Please write out the material below exactly as given.

--- start Provided data ---

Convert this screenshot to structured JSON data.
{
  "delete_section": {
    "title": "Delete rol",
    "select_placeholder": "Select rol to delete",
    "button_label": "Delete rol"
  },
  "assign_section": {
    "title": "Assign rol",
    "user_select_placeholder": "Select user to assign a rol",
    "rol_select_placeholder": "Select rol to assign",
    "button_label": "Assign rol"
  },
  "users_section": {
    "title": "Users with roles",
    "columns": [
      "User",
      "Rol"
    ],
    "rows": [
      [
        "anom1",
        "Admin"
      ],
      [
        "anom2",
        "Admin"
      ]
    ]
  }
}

--- end Provided data ---

### Task solution
Convert this screenshot to structured JSON data.
{
  "delete_section": {
    "title": "Delete rol",
    "select_placeholder": "Select rol to delete",
    "button_label": "Delete rol"
  },
  "assign_section": {
    "title": "Assign rol",
    "user_select_placeholder": "Select user to assign a rol",
    "rol_select_placeholder": "Select rol to assign",
    "button_label": "Assign rol"
  },
  "users_section": {
    "title": "Users with roles",
    "columns": [
      "User",
      "Rol"
    ],
    "rows": [
      [
        "anom1",
        "Admin"
      ],
      [
        "anom2",
        "Admin"
      ]
    ]
  }
}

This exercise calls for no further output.